Data supplied:
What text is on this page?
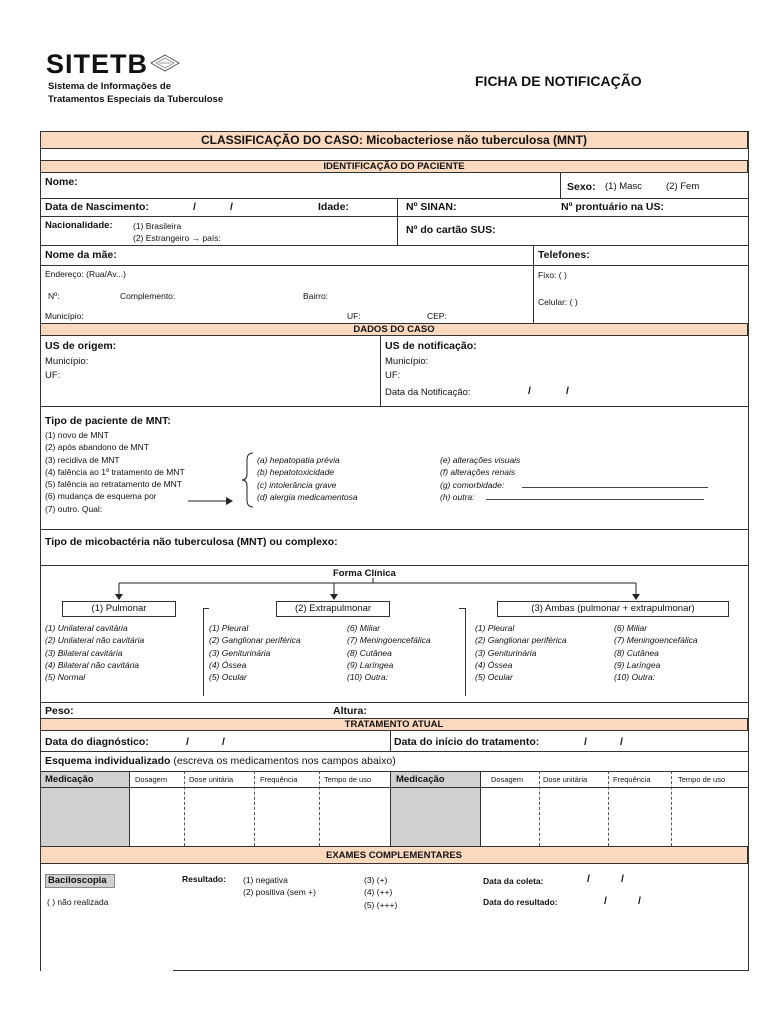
SITETB
Sistema de Informações de
Tratamentos Especiais da Tuberculose
FICHA DE NOTIFICAÇÃO
CLASSIFICAÇÃO DO CASO: Micobacteriose não tuberculosa (MNT)
IDENTIFICAÇÃO DO PACIENTE
Nome:	Sexo: (1) Masc	(2) Fem
Data de Nascimento:	/	/	Idade:	Nº SINAN:	Nº prontuário na US:
Nacionalidade: (1) Brasileira
(2) Estrangeiro → país:
Nº do cartão SUS:
Nome da mãe:	Telefones:
Endereço: (Rua/Av...)	Fixo: ( )
Nº:	Complemento:	Bairro:
Celular: ( )
Município:	UF:	CEP:
DADOS DO CASO
US de origem:
Município:
UF:
US de notificação:
Município:
UF:
Data da Notificação:	/	/
Tipo de paciente de MNT:
(1) novo de MNT
(2) após abandono de MNT
(3) recidiva de MNT
(4) falência ao 1º tratamento de MNT
(5) falência ao retratamento de MNT
(6) mudança de esquema por
(7) outro. Qual:
(a) hepatopatia prévia
(b) hepatotoxicidade
(c) intolerância grave
(d) alergia medicamentosa
(e) alterações visuais
(f) alterações renais
(g) comorbidade:
(h) outra:
Tipo de micobactéria não tuberculosa (MNT) ou complexo:
Forma Clínica
(1) Pulmonar	(2) Extrapulmonar	(3) Ambas (pulmonar + extrapulmonar)
(1) Unilateral cavitária
(2) Unilateral não cavitária
(3) Bilateral cavitária
(4) Bilateral não cavitária
(5) Normal
(1) Pleural
(2) Ganglionar periférica
(3) Geniturinária
(4) Óssea
(5) Ocular
(6) Miliar
(7) Meningoencefálica
(8) Cutânea
(9) Laríngea
(10) Outra:
(1) Pleural
(2) Ganglionar periférica
(3) Geniturinária
(4) Óssea
(5) Ocular
(6) Miliar
(7) Meningoencefálica
(8) Cutânea
(9) Laríngea
(10) Outra:
Peso:	Altura:
TRATAMENTO ATUAL
Data do diagnóstico:	/	/	Data do início do tratamento:	/	/
Esquema individualizado (escreva os medicamentos nos campos abaixo)
Medicação	Dosagem	Dose unitária	Frequência	Tempo de uso	Medicação	Dosagem	Dose unitária	Frequência	Tempo de uso
EXAMES COMPLEMENTARES
Baciloscopia
( ) não realizada
Resultado: (1) negativa
(2) positiva (sem +)
(3) (+)
(4) (++)
(5) (+++)
Data da coleta:	/	/
Data do resultado:	/	/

Task item: Only a number is wanted here: the count of lines above that contain the word "Bilateral".

Answer box: 2